_Exercise data_.
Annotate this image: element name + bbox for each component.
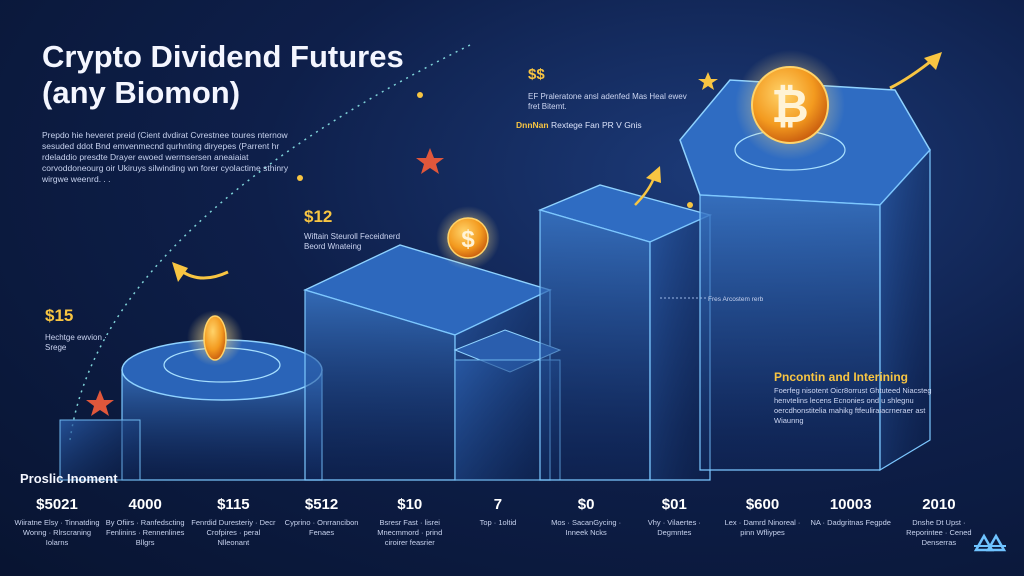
stat-value: $512 bbox=[304, 496, 339, 513]
growth-arrow-icon bbox=[179, 268, 229, 280]
step3-tag-strong: DnnNan bbox=[516, 120, 549, 130]
stat-item: $01 Vhy · Vilaertes · Degmntes bbox=[631, 496, 717, 548]
growth-arrow-icon bbox=[889, 56, 936, 90]
star-icon bbox=[416, 148, 444, 174]
step1-note: Hechtge ewvion · Srege bbox=[45, 333, 107, 352]
stat-item: 2010 Dnshe Dt Upst · Reporintee · Cened D… bbox=[896, 496, 982, 548]
stats-section-label: Proslic Inoment bbox=[20, 471, 118, 486]
stat-value: 10003 bbox=[829, 496, 872, 513]
stat-value: $10 bbox=[397, 496, 423, 513]
growth-arrow-icon bbox=[172, 262, 188, 282]
stat-value: $5021 bbox=[36, 496, 78, 513]
stat-description: Cyprino · Onrrancibon Fenaes bbox=[284, 518, 359, 537]
step2-price: $12 bbox=[304, 207, 333, 226]
stat-item: 4000 By Ofiirs · Ranfedscting Fenlinins ·… bbox=[102, 496, 188, 548]
stats-row: $5021 Wiiratne Elsy · Tinnatding Wonng · … bbox=[14, 496, 982, 548]
stat-description: Vhy · Vilaertes · Degmntes bbox=[647, 518, 701, 537]
stat-description: Bsresr Fast · lisrei Mnecmmord · prind c… bbox=[377, 518, 443, 547]
stat-value: $600 bbox=[745, 496, 780, 513]
stat-value: 7 bbox=[493, 496, 503, 513]
step3-tag: DnnNan Rextege Fan PR V Gnis bbox=[516, 120, 642, 130]
tower-callout-label: Fres Arcostem rerb bbox=[708, 296, 764, 303]
stat-value: 4000 bbox=[128, 496, 162, 513]
step2-note: Wiftain Steuroll Feceidnerd Beord Wnatei… bbox=[304, 232, 401, 251]
stat-description: Wiiratne Elsy · Tinnatding Wonng · Rlrsc… bbox=[14, 518, 100, 547]
stat-item: $10 Bsresr Fast · lisrei Mnecmmord · prin… bbox=[367, 496, 453, 548]
side-heading: Pncontin and Interining bbox=[774, 370, 908, 384]
stat-description: Mos · SacanGycing · Inneek Ncks bbox=[551, 518, 622, 537]
page-title: Crypto Dividend Futures bbox=[42, 39, 404, 74]
stat-description: Fenrdid Duresteriy · Decr Crofpires · pe… bbox=[191, 518, 276, 547]
page-subtitle: (any Biomon) bbox=[42, 75, 241, 110]
stat-description: Lex · Damrd Ninoreal · pinn Wfliypes bbox=[724, 518, 801, 537]
arc-dot bbox=[297, 175, 303, 181]
step3-note: EF Praleratone ansl adenfed Mas Heal ewe… bbox=[528, 92, 687, 111]
stat-item: $115 Fenrdid Duresteriy · Decr Crofpires … bbox=[190, 496, 276, 548]
bitcoin-coin-icon: ₿ bbox=[735, 50, 845, 160]
stat-description: NA · Dadgritnas Fegpde bbox=[810, 518, 891, 527]
star-icon bbox=[698, 72, 718, 90]
stat-item: $0 Mos · SacanGycing · Inneek Ncks bbox=[543, 496, 629, 548]
step1-platform bbox=[59, 339, 323, 481]
arc-dot bbox=[687, 202, 693, 208]
growth-arrow-icon bbox=[924, 52, 942, 70]
star-icon bbox=[86, 390, 114, 416]
stat-description: Dnshe Dt Upst · Reporintee · Cened Dense… bbox=[906, 518, 972, 547]
step2-block bbox=[303, 244, 562, 481]
stat-value: $0 bbox=[577, 496, 595, 513]
step3-tag-text: Rextege Fan PR V Gnis bbox=[550, 120, 642, 130]
stat-value: $01 bbox=[661, 496, 687, 513]
brand-logo-icon bbox=[973, 533, 1007, 552]
intro-paragraph: Prepdo hie heveret preid (Cient dvdirat … bbox=[42, 130, 289, 184]
stat-value: 2010 bbox=[922, 496, 956, 513]
arc-dot bbox=[417, 92, 423, 98]
small-coin-icon bbox=[187, 310, 243, 366]
stat-description: By Ofiirs · Ranfedscting Fenlinins · Ren… bbox=[105, 518, 185, 547]
growth-arrow-icon bbox=[646, 166, 661, 183]
stat-value: $115 bbox=[217, 496, 250, 513]
stat-item: $512 Cyprino · Onrrancibon Fenaes bbox=[279, 496, 365, 548]
step3-tower bbox=[537, 184, 713, 481]
stat-item: $5021 Wiiratne Elsy · Tinnatding Wonng · … bbox=[14, 496, 100, 548]
stat-description: Top · 1oltid bbox=[479, 518, 517, 527]
stat-item: $600 Lex · Damrd Ninoreal · pinn Wfliypes bbox=[720, 496, 806, 548]
step1-price: $15 bbox=[45, 306, 74, 325]
stat-item: 7 Top · 1oltid bbox=[455, 496, 541, 548]
svg-text:₿: ₿ bbox=[771, 80, 809, 132]
dollar-coin-icon: $ bbox=[436, 206, 500, 270]
stat-item: 10003 NA · Dadgritnas Fegpde bbox=[808, 496, 894, 548]
svg-text:$: $ bbox=[461, 226, 475, 253]
step3-price: $$ bbox=[528, 66, 545, 83]
side-body-text: Foerfeg nisotent Oicr8orrust Ghtuteed Ni… bbox=[774, 386, 932, 425]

_To do_. Rewrite the lines above as a numbered list, leaving out blank lines and the picture.

_Result_.
1. Annotate this image: element name + bbox for each component.
2. stat-value: $512 bbox=[304, 496, 339, 513]
3. growth-arrow-icon bbox=[179, 268, 229, 280]
4. step3-tag-strong: DnnNan bbox=[516, 120, 549, 130]
5. stat-item: $01 Vhy · Vilaertes · Degmntes bbox=[631, 496, 717, 548]
6. growth-arrow-icon bbox=[889, 56, 936, 90]
7. star-icon bbox=[416, 148, 444, 174]
8. step1-note: Hechtge ewvion · Srege bbox=[45, 333, 107, 352]
9. stat-item: 2010 Dnshe Dt Upst · Reporintee · Cened D… bbox=[896, 496, 982, 548]
10. stats-section-label: Proslic Inoment bbox=[20, 471, 118, 486]
11. stat-value: 10003 bbox=[829, 496, 872, 513]
12. stat-value: $10 bbox=[397, 496, 423, 513]
13. growth-arrow-icon bbox=[172, 262, 188, 282]
14. stat-value: $5021 bbox=[36, 496, 78, 513]
15. stat-description: Cyprino · Onrrancibon Fenaes bbox=[284, 518, 359, 537]
16. step2-price: $12 bbox=[304, 207, 333, 226]
17. stat-item: 4000 By Ofiirs · Ranfedscting Fenlinins ·… bbox=[102, 496, 188, 548]
18. stats-row: $5021 Wiiratne Elsy · Tinnatding Wonng · … bbox=[14, 496, 982, 548]
19. stat-description: Vhy · Vilaertes · Degmntes bbox=[647, 518, 701, 537]
20. stat-description: Bsresr Fast · lisrei Mnecmmord · prind c… bbox=[377, 518, 443, 547]
21. stat-value: $600 bbox=[745, 496, 780, 513]
22. stat-value: 7 bbox=[493, 496, 503, 513]
23. step3-tag: DnnNan Rextege Fan PR V Gnis bbox=[516, 120, 642, 130]
24. tower-callout-label: Fres Arcostem rerb bbox=[708, 296, 764, 303]
25. stat-value: 4000 bbox=[128, 496, 162, 513]
26. step2-note: Wiftain Steuroll Feceidnerd Beord Wnatei… bbox=[304, 232, 401, 251]
27. stat-description: Wiiratne Elsy · Tinnatding Wonng · Rlrsc… bbox=[14, 518, 100, 547]
28. stat-item: $10 Bsresr Fast · lisrei Mnecmmord · prin… bbox=[367, 496, 453, 548]
29. side-heading: Pncontin and Interining bbox=[774, 370, 908, 384]
30. stat-description: Mos · SacanGycing · Inneek Ncks bbox=[551, 518, 622, 537]
31. page-title: Crypto Dividend Futures bbox=[42, 39, 404, 74]
32. stat-description: Fenrdid Duresteriy · Decr Crofpires · pe… bbox=[191, 518, 276, 547]
33. page-subtitle: (any Biomon) bbox=[42, 75, 241, 110]
34. stat-description: Lex · Damrd Ninoreal · pinn Wfliypes bbox=[724, 518, 801, 537]
35. arc-dot bbox=[297, 175, 303, 181]
36. step3-note: EF Praleratone ansl adenfed Mas Heal ewe… bbox=[528, 92, 687, 111]
37. stat-item: $115 Fenrdid Duresteriy · Decr Crofpires … bbox=[190, 496, 276, 548]
38. bitcoin-coin-icon: ₿ bbox=[735, 50, 845, 160]
39. stat-description: NA · Dadgritnas Fegpde bbox=[810, 518, 891, 527]
40. star-icon bbox=[698, 72, 718, 90]
41. stat-item: $0 Mos · SacanGycing · Inneek Ncks bbox=[543, 496, 629, 548]
42. step1-platform bbox=[59, 339, 323, 481]
43. arc-dot bbox=[687, 202, 693, 208]
44. growth-arrow-icon bbox=[924, 52, 942, 70]
45. star-icon bbox=[86, 390, 114, 416]
46. stat-description: Dnshe Dt Upst · Reporintee · Cened Dense… bbox=[906, 518, 972, 547]
47. step2-block bbox=[303, 244, 562, 481]
48. stat-value: $0 bbox=[577, 496, 595, 513]
49. step3-tag-text: Rextege Fan PR V Gnis bbox=[550, 120, 642, 130]
50. stat-value: $01 bbox=[661, 496, 687, 513]
51. brand-logo-icon bbox=[973, 533, 1007, 552]
52. intro-paragraph: Prepdo hie heveret preid (Cient dvdirat … bbox=[42, 130, 289, 184]
53. stat-value: 2010 bbox=[922, 496, 956, 513]
54. arc-dot bbox=[417, 92, 423, 98]
55. small-coin-icon bbox=[187, 310, 243, 366]
56. stat-description: By Ofiirs · Ranfedscting Fenlinins · Ren… bbox=[105, 518, 185, 547]
57. growth-arrow-icon bbox=[646, 166, 661, 183]
58. stat-value: $115 bbox=[217, 496, 250, 513]
59. stat-item: $512 Cyprino · Onrrancibon Fenaes bbox=[279, 496, 365, 548]
60. step3-tower bbox=[537, 184, 713, 481]
61. stat-item: $5021 Wiiratne Elsy · Tinnatding Wonng · … bbox=[14, 496, 100, 548]
62. stat-description: Top · 1oltid bbox=[479, 518, 517, 527]
63. stat-item: $600 Lex · Damrd Ninoreal · pinn Wfliypes bbox=[720, 496, 806, 548]
64. step1-price: $15 bbox=[45, 306, 74, 325]
65. stat-item: 7 Top · 1oltid bbox=[455, 496, 541, 548]
66. svg-text:₿: ₿ bbox=[771, 80, 809, 132]
67. dollar-coin-icon: $ bbox=[436, 206, 500, 270]
68. stat-item: 10003 NA · Dadgritnas Fegpde bbox=[808, 496, 894, 548]
69. svg-text:$: $ bbox=[461, 226, 475, 253]
70. step3-price: $$ bbox=[528, 66, 545, 83]
71. side-body-text: Foerfeg nisotent Oicr8orrust Ghtuteed Ni… bbox=[774, 386, 932, 425]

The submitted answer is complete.